*Objective*: Tally the lines that include the word "adjustment" and reply with nothing but the total.

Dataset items
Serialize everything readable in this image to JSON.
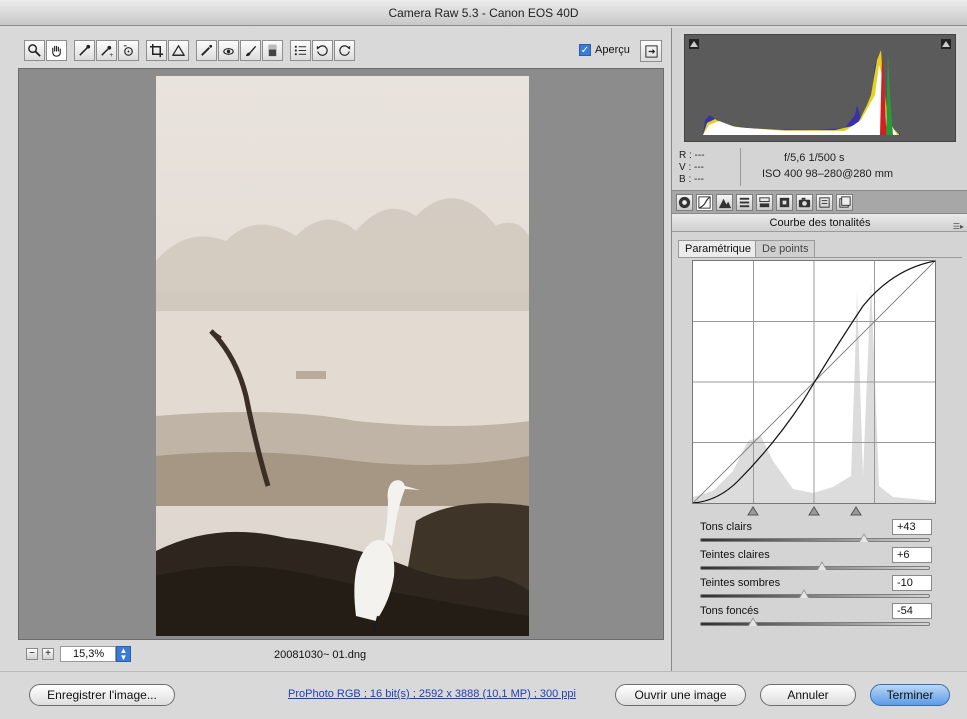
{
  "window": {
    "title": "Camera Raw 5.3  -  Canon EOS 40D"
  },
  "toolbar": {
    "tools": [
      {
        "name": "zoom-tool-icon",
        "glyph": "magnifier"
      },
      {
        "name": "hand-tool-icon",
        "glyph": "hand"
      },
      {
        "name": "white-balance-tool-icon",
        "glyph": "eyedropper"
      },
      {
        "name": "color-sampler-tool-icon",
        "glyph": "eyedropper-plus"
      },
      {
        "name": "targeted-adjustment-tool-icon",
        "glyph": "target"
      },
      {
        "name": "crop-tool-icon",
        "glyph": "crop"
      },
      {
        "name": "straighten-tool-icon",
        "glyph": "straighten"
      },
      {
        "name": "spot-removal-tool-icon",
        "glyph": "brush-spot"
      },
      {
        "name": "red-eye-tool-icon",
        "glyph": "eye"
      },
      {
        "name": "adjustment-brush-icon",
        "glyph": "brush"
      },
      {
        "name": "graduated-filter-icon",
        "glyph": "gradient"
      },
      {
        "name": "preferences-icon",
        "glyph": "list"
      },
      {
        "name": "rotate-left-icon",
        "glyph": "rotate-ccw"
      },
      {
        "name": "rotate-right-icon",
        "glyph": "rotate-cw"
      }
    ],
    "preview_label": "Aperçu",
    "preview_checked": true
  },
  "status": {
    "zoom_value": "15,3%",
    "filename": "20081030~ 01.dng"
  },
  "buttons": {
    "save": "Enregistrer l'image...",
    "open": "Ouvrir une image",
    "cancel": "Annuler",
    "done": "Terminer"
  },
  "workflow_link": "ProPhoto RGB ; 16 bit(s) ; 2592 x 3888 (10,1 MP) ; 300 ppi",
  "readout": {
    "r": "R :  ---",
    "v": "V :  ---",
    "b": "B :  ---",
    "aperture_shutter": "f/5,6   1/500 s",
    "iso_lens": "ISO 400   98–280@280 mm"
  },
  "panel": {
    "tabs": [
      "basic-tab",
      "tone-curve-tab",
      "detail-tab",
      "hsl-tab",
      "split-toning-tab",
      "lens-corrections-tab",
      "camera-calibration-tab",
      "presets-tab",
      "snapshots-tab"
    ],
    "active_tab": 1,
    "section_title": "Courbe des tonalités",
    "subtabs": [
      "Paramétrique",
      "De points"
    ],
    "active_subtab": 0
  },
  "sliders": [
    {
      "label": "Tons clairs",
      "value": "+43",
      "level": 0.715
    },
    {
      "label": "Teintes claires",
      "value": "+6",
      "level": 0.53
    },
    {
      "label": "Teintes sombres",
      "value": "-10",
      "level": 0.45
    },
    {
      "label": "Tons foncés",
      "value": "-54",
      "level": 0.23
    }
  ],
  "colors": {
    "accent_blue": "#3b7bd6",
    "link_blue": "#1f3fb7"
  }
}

*Exercise output*: 2